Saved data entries
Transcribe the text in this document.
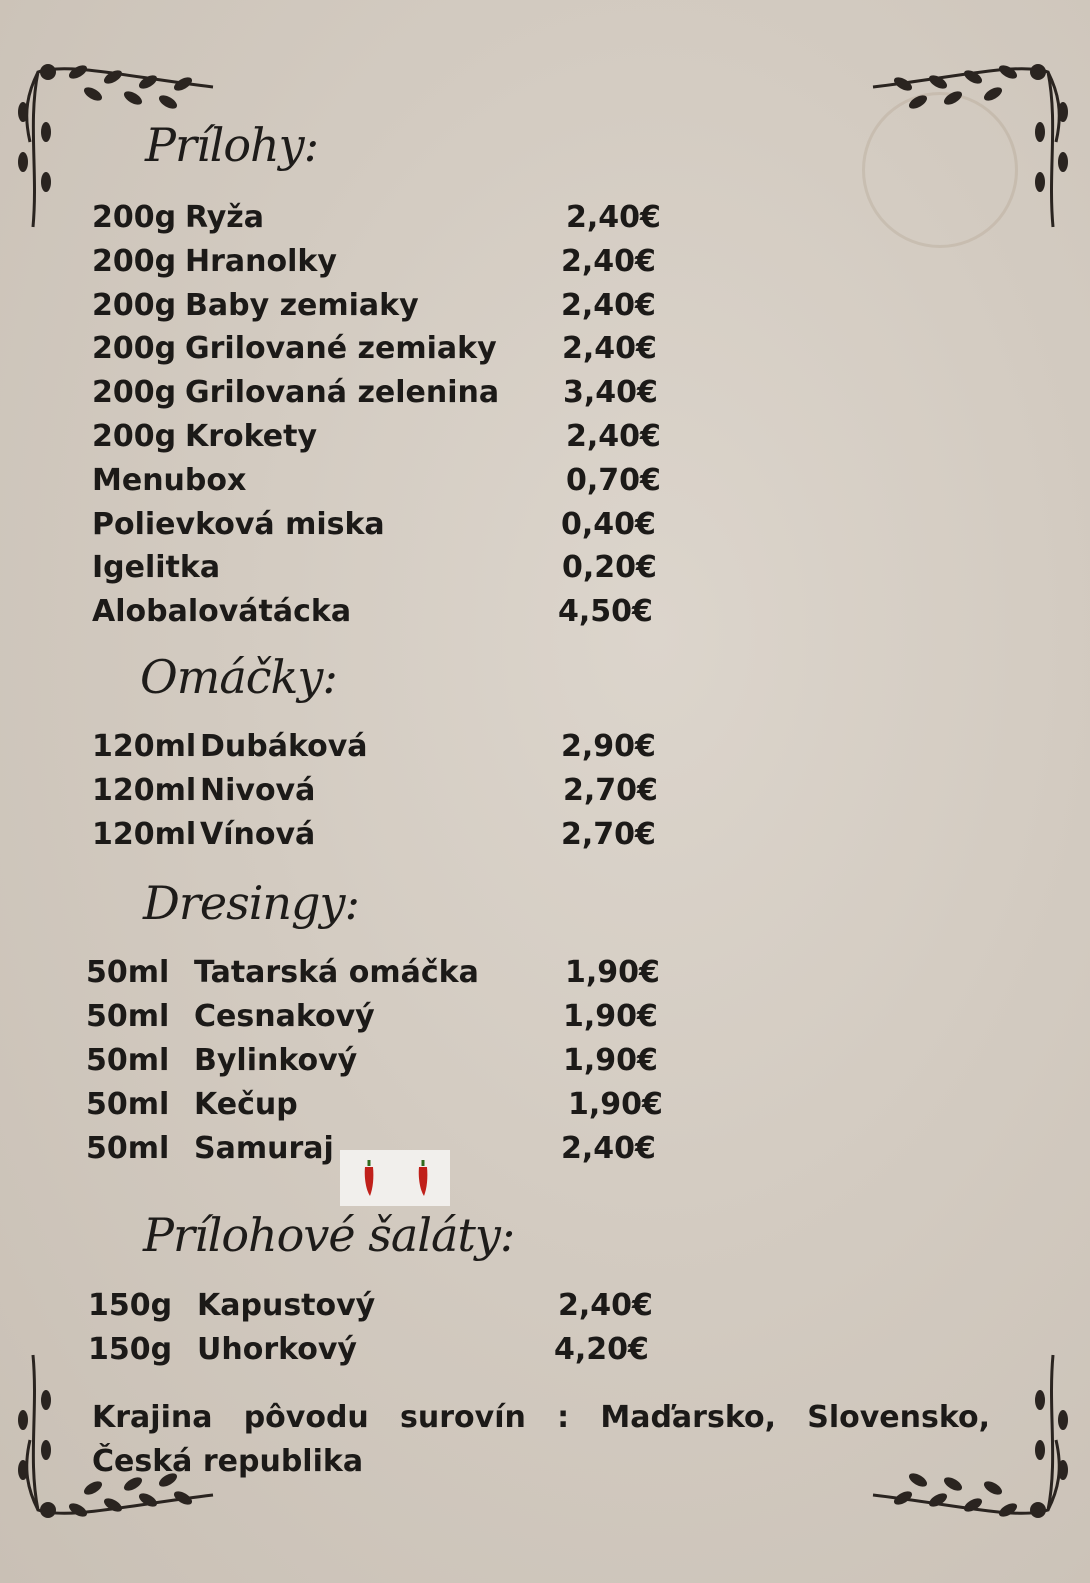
Prílohy:
200g Ryža	2,40€
200g Hranolky	2,40€
200g Baby zemiaky	2,40€
200g Grilované zemiaky 2,40€
200g Grilovaná zelenina 3,40€
200g Krokety	2,40€
Menubox	0,70€
Polievková miska	0,40€
Igelitka	0,20€
Alobalovátácka	4,50€
Omáčky:
120ml Dubáková	2,90€
120ml Nivová	2,70€
120ml Vínová	2,70€
Dresingy:
50ml Tatarská omáčka	1,90€
50ml Cesnakový	1,90€
50ml Bylinkový	1,90€
50ml Kečup	1,90€
50ml Samuraj	2,40€
Prílohové šaláty:
150g Kapustový	2,40€
150g Uhorkový	4,20€
Krajina pôvodu surovín : Maďarsko, Slovensko, Česká republika
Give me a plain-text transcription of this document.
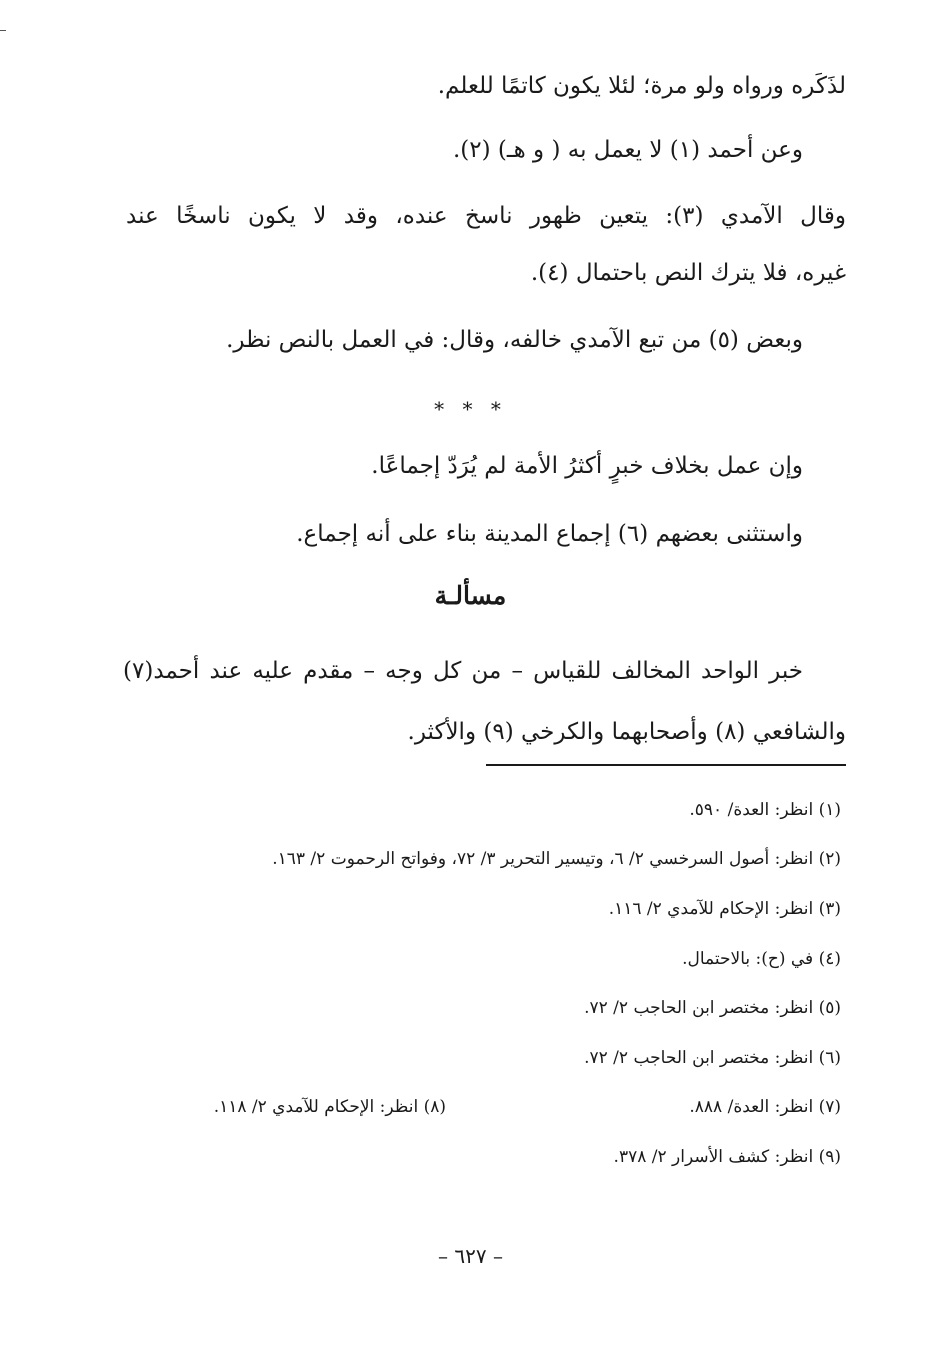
لذَكَره ورواه ولو مرة؛ لئلا يكون كاتمًا للعلم.
وعن أحمد (١) لا يعمل به ( و هـ) (٢).
وقال الآمدي (٣): يتعين ظهور ناسخ عنده، وقد لا يكون ناسخًا عند
غيره، فلا يترك النص باحتمال (٤).
وبعض (٥) من تبع الآمدي خالفه، وقال: في العمل بالنص نظر.
* * *
وإن عمل بخلاف خبرٍ أكثرُ الأمة لم يُرَدّ إجماعًا.
واستثنى بعضهم (٦) إجماع المدينة بناء على أنه إجماع.
مسألـة
خبر الواحد المخالف للقياس – من كل وجه – مقدم عليه عند أحمد(٧)
والشافعي (٨) وأصحابهما والكرخي (٩) والأكثر.
(١) انظر: العدة/ ٥٩٠.
(٢) انظر: أصول السرخسي ٢/ ٦، وتيسير التحرير ٣/ ٧٢، وفواتح الرحموت ٢/ ١٦٣.
(٣) انظر: الإحكام للآمدي ٢/ ١١٦.
(٤) في (ح): بالاحتمال.
(٥) انظر: مختصر ابن الحاجب ٢/ ٧٢.
(٦) انظر: مختصر ابن الحاجب ٢/ ٧٢.
(٧) انظر: العدة/ ٨٨٨.
(٨) انظر: الإحكام للآمدي ٢/ ١١٨.
(٩) انظر: كشف الأسرار ٢/ ٣٧٨.
– ٦٢٧ –
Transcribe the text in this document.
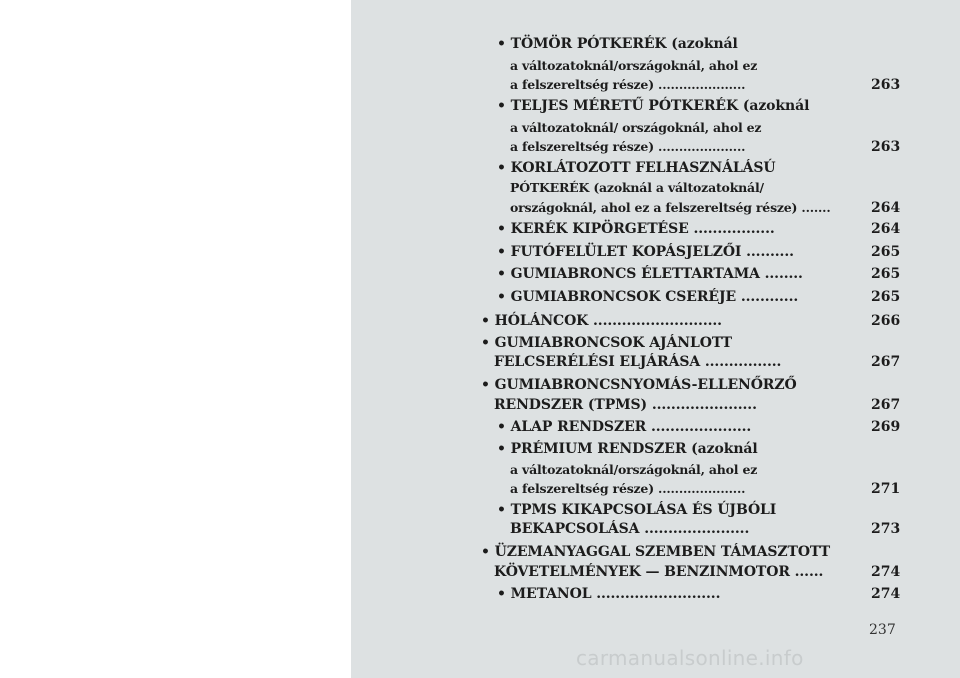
• TÖMÖR PÓTKERÉK (azoknál
a változatoknál/országoknál, ahol ez
a felszereltség része) .....................	263
• TELJES MÉRETŰ PÓTKERÉK (azoknál
a változatoknál/ országoknál, ahol ez
a felszereltség része) .....................	263
• KORLÁTOZOTT FELHASZNÁLÁSÚ
PÓTKERÉK (azoknál a változatoknál/
országoknál, ahol ez a felszereltség része) .......	264
• KERÉK KIPÖRGETÉSE .................	264
• FUTÓFELÜLET KOPÁSJELZŐI ..........	265
• GUMIABRONCS ÉLETTARTAMA ........	265
• GUMIABRONCSOK CSERÉJE ............	265
• HÓLÁNCOK ...........................	266
• GUMIABRONCSOK AJÁNLOTT
FELCSERÉLÉSI ELJÁRÁSA ................	267
• GUMIABRONCSNYOMÁS-ELLENŐRZŐ
RENDSZER (TPMS) ......................	267
• ALAP RENDSZER .....................	269
• PRÉMIUM RENDSZER (azoknál
a változatoknál/országoknál, ahol ez
a felszereltség része) .....................	271
• TPMS KIKAPCSOLÁSA ÉS ÚJBÓLI
BEKAPCSOLÁSA ......................	273
• ÜZEMANYAGGAL SZEMBEN TÁMASZTOTT
KÖVETELMÉNYEK — BENZINMOTOR ......	274
• METANOL ..........................	274
237
carmanualsonline.info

-- Exercise --
Give back every line exactly as it stands, pictures excluded.

-- Result of the task --
Transcribe the text in this document.
Prílohy:
200g Ryža	2,40€
200g Hranolky	2,40€
200g Baby zemiaky	2,40€
200g Grilované zemiaky 2,40€
200g Grilovaná zelenina 3,40€
200g Krokety	2,40€
Menubox	0,70€
Polievková miska	0,40€
Igelitka	0,20€
Alobalovátácka	4,50€
Omáčky:
120ml Dubáková	2,90€
120ml Nivová	2,70€
120ml Vínová	2,70€
Dresingy:
50ml Tatarská omáčka	1,90€
50ml Cesnakový	1,90€
50ml Bylinkový	1,90€
50ml Kečup	1,90€
50ml Samuraj	2,40€
Prílohové šaláty:
150g Kapustový	2,40€
150g Uhorkový	4,20€
Krajina pôvodu surovín : Maďarsko, Slovensko, Česká republika
Give me a plain-text transcription of this document.
لذَكَره ورواه ولو مرة؛ لئلا يكون كاتمًا للعلم.
وعن أحمد (١) لا يعمل به ( و هـ) (٢).
وقال الآمدي (٣): يتعين ظهور ناسخ عنده، وقد لا يكون ناسخًا عند
غيره، فلا يترك النص باحتمال (٤).
وبعض (٥) من تبع الآمدي خالفه، وقال: في العمل بالنص نظر.
* * *
وإن عمل بخلاف خبرٍ أكثرُ الأمة لم يُرَدّ إجماعًا.
واستثنى بعضهم (٦) إجماع المدينة بناء على أنه إجماع.
مسألـة
خبر الواحد المخالف للقياس – من كل وجه – مقدم عليه عند أحمد(٧)
والشافعي (٨) وأصحابهما والكرخي (٩) والأكثر.
(١) انظر: العدة/ ٥٩٠.
(٢) انظر: أصول السرخسي ٢/ ٦، وتيسير التحرير ٣/ ٧٢، وفواتح الرحموت ٢/ ١٦٣.
(٣) انظر: الإحكام للآمدي ٢/ ١١٦.
(٤) في (ح): بالاحتمال.
(٥) انظر: مختصر ابن الحاجب ٢/ ٧٢.
(٦) انظر: مختصر ابن الحاجب ٢/ ٧٢.
(٧) انظر: العدة/ ٨٨٨.
(٨) انظر: الإحكام للآمدي ٢/ ١١٨.
(٩) انظر: كشف الأسرار ٢/ ٣٧٨.
– ٦٢٧ –
Transcribe the text in this document.
• TÖMÖR PÓTKERÉK (azoknál
a változatoknál/országoknál, ahol ez
a felszereltség része) .....................	263
• TELJES MÉRETŰ PÓTKERÉK (azoknál
a változatoknál/ országoknál, ahol ez
a felszereltség része) .....................	263
• KORLÁTOZOTT FELHASZNÁLÁSÚ
PÓTKERÉK (azoknál a változatoknál/
országoknál, ahol ez a felszereltség része) .......	264
• KERÉK KIPÖRGETÉSE .................	264
• FUTÓFELÜLET KOPÁSJELZŐI ..........	265
• GUMIABRONCS ÉLETTARTAMA ........	265
• GUMIABRONCSOK CSERÉJE ............	265
• HÓLÁNCOK ...........................	266
• GUMIABRONCSOK AJÁNLOTT
FELCSERÉLÉSI ELJÁRÁSA ................	267
• GUMIABRONCSNYOMÁS-ELLENŐRZŐ
RENDSZER (TPMS) ......................	267
• ALAP RENDSZER .....................	269
• PRÉMIUM RENDSZER (azoknál
a változatoknál/országoknál, ahol ez
a felszereltség része) .....................	271
• TPMS KIKAPCSOLÁSA ÉS ÚJBÓLI
BEKAPCSOLÁSA ......................	273
• ÜZEMANYAGGAL SZEMBEN TÁMASZTOTT
KÖVETELMÉNYEK — BENZINMOTOR ......	274
• METANOL ..........................	274
237
carmanualsonline.info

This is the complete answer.